Meditation, Purpose and the Happiness Police

(photo credit: ShotHotspot.com on flickr)

When they first enter my office, many of my clients express the desire for “happiness.” This is understandable, given the tremendous recent emphasis on happiness in our society, but it is a mistake. Through my years of practice, I have come to appreciate that the endless pursuit of happiness results in chasing your tail, for happiness is not all its cracked up to be.

People who spend their lives in the dogged pursuit of happiness can be assured of one and only one truth: the vast majority of their time will be squandered in various states of unhappiness — anger, anxiety, depression, loneliness or some combination of these. Happiness, like most things in this world, is fleeting. Aiming your efforts towards happiness will leave you feeling depressed because even if you “achieve” happiness your mind will soon adapt to the new feeling and you will be left craving more.

Aiming at happiness is a trap. It is no different than people who are struggling with addictions to alcohol, drugs, gambling or sex. It is a brief high followed by a let down followed by the search for the next fix. As Gary Marcus, Ph.D., notes in his bookKluge: The Haphazard Evolution of the Human Mind, “Happiness, or more properly, the opportunity to pursue it, is little more than a motor that moves us. The happiness treadmill keeps us going… ”

When we step off the wheel of happiness we can step into the truth: None of us is lacking. We all have within us what we need at all times, even if we don’t know it yet. When we are living lives of purpose we are never in doubt of this fact. I have found that those who are devoted to the mantra of happiness end up endlessly comparing themselves with those around them, and always — yes, always, find themselves lacking.

If you don’t aim your sights towards happiness where should you aim them? Towards purpose.

Purpose is not a new idea. It has literally been around for millennia. The idea of purpose is embedded in the fabric of nearly every religion and spiritual tradition in the known world. It can be found among the writings of Christian, Jewish, Muslim and Buddhist sages. Purpose is a common point of the ancient spiritual teachings. There is tremendous beauty and incomparable wisdom in these traditions, and I believe that, just as with most people, the fundamental similarities that exist within them far outweigh the differences that exist between them.

■ **Record extracts**
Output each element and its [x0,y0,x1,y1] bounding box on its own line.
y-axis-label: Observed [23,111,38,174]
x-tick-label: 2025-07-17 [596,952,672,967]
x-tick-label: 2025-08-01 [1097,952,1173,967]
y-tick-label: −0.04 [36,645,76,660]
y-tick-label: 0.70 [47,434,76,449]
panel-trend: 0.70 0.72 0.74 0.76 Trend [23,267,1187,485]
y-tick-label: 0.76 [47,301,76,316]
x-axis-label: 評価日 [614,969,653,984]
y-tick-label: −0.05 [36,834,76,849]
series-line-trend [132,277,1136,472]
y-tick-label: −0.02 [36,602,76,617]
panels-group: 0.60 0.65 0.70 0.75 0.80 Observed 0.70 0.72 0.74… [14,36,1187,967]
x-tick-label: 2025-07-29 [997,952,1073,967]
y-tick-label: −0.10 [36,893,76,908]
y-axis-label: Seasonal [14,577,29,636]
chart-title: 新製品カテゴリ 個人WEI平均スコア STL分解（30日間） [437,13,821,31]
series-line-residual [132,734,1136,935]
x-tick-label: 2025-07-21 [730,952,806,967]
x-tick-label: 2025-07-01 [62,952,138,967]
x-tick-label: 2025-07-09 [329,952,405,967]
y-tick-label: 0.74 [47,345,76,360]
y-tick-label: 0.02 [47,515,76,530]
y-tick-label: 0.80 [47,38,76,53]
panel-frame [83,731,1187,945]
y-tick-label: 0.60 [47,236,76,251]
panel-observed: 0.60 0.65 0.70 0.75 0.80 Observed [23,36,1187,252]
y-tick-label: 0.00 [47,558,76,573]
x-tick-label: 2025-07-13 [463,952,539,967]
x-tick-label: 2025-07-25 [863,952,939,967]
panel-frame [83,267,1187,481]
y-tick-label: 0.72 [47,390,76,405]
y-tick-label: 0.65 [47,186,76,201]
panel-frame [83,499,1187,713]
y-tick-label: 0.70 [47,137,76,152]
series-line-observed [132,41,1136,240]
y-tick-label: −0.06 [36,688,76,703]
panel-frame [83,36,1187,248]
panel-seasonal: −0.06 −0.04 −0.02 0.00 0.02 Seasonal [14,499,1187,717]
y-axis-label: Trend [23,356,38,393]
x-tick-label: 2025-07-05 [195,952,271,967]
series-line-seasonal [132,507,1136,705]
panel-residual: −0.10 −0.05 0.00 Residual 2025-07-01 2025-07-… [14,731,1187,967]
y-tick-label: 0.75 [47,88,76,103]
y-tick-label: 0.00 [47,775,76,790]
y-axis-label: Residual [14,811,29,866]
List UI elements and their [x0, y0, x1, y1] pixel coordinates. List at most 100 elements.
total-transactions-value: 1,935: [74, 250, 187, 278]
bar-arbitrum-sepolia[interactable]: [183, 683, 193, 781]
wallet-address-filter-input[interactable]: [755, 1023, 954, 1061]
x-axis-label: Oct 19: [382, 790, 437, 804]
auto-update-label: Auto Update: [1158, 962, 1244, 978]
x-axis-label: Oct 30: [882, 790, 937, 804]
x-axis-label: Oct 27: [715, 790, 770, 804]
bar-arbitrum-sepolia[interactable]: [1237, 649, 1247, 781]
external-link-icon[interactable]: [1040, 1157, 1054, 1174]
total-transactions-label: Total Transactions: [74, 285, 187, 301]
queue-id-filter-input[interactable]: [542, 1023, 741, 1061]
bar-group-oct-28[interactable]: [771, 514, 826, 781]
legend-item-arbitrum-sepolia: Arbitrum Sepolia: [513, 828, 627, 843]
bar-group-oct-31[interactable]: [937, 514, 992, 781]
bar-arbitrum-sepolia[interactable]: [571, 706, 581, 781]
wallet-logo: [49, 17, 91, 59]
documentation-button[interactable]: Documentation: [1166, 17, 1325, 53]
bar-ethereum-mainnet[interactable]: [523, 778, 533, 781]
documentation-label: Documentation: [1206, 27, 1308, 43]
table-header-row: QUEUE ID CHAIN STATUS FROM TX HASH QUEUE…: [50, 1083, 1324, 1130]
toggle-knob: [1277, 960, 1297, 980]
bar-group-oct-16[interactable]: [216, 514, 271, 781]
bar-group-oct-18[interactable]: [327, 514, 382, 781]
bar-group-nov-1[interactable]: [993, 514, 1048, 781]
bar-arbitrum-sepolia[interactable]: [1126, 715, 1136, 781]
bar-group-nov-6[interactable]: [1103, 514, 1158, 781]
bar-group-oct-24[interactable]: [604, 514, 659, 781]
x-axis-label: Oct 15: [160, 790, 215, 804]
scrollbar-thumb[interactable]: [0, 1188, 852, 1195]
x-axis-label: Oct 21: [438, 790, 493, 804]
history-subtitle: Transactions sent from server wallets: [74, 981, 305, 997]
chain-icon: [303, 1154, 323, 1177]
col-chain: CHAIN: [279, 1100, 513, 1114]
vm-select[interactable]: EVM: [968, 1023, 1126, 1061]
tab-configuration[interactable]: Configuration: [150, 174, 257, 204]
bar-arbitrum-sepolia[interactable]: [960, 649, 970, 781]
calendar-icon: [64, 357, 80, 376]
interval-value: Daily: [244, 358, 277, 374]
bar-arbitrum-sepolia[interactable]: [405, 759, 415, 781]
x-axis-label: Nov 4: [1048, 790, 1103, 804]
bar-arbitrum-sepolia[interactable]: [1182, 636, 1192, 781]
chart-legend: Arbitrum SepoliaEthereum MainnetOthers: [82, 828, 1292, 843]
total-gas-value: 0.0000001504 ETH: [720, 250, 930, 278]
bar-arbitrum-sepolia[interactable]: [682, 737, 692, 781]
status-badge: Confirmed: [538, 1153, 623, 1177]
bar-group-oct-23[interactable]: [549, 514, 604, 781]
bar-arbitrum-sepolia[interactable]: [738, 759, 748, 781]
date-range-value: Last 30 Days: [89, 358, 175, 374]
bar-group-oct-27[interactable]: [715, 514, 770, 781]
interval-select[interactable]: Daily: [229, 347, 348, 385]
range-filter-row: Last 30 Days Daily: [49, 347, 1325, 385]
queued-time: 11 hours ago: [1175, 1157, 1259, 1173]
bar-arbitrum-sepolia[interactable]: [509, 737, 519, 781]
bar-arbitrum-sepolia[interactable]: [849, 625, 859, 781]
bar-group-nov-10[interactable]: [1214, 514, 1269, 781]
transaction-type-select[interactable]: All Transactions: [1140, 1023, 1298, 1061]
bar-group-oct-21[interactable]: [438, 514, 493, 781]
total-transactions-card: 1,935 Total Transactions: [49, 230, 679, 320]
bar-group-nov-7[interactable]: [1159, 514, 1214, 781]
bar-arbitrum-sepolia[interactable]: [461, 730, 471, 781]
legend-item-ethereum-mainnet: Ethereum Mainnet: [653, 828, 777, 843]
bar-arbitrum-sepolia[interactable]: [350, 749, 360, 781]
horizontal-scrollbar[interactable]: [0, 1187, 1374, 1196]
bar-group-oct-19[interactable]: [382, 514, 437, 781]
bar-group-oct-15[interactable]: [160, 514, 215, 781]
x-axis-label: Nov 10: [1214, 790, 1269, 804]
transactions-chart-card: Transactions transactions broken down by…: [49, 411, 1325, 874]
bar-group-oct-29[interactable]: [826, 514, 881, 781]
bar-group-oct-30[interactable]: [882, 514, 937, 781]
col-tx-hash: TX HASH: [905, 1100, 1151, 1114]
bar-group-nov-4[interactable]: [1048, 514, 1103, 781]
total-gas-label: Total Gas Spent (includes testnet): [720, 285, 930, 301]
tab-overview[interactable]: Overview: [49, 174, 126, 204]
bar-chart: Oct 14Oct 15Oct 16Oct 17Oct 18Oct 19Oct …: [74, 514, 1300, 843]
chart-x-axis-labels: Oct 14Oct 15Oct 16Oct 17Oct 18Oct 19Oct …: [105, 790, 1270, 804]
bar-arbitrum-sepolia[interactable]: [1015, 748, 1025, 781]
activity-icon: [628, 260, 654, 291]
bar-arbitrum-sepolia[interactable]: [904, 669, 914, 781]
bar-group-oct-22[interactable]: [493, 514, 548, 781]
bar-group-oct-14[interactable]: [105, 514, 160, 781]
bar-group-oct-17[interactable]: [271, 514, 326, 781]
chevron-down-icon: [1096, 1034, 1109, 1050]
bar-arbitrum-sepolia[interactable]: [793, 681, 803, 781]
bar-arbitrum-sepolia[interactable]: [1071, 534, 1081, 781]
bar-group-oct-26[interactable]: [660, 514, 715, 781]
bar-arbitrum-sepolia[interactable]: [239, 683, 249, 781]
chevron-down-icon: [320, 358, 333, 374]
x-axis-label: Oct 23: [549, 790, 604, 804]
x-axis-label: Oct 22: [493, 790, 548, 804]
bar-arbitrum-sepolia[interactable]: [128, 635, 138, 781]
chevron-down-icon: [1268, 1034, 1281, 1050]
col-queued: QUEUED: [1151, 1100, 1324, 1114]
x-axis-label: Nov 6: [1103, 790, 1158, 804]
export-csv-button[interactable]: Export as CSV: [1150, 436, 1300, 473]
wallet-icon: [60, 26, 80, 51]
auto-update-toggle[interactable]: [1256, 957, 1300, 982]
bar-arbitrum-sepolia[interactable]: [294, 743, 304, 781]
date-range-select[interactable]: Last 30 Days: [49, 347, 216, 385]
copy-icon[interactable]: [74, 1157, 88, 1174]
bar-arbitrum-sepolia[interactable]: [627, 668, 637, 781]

■ **Work instructions**
**A)** In the piece on happiness and purpose, swap "wheel" for "cycle" and write out the part that opens with the words containing "Aiming at happiness" and closes with "find themselves lacking.".
**B)** According to the piece on happiness and purpose, among whose writings can the idea of purpose be found?

■ **Solution list**
**A)**
Aiming at happiness is a trap. It is no different than people who are struggling with addictions to alcohol, drugs, gambling or sex. It is a brief high followed by a let down followed by the search for the next fix. As Gary Marcus, Ph.D., notes in his bookKluge: The Haphazard Evolution of the Human Mind, “Happiness, or more properly, the opportunity to pursue it, is little more than a motor that moves us. The happiness treadmill keeps us going… ”

When we step off the cycle of happiness we can step into the truth: None of us is lacking. We all have within us what we need at all times, even if we don’t know it yet. When we are living lives of purpose we are never in doubt of this fact. I have found that those who are devoted to the mantra of happiness end up endlessly comparing themselves with those around them, and always — yes, always, find themselves lacking.

**B)** Among the writings of Christian, Jewish, Muslim and Buddhist sages.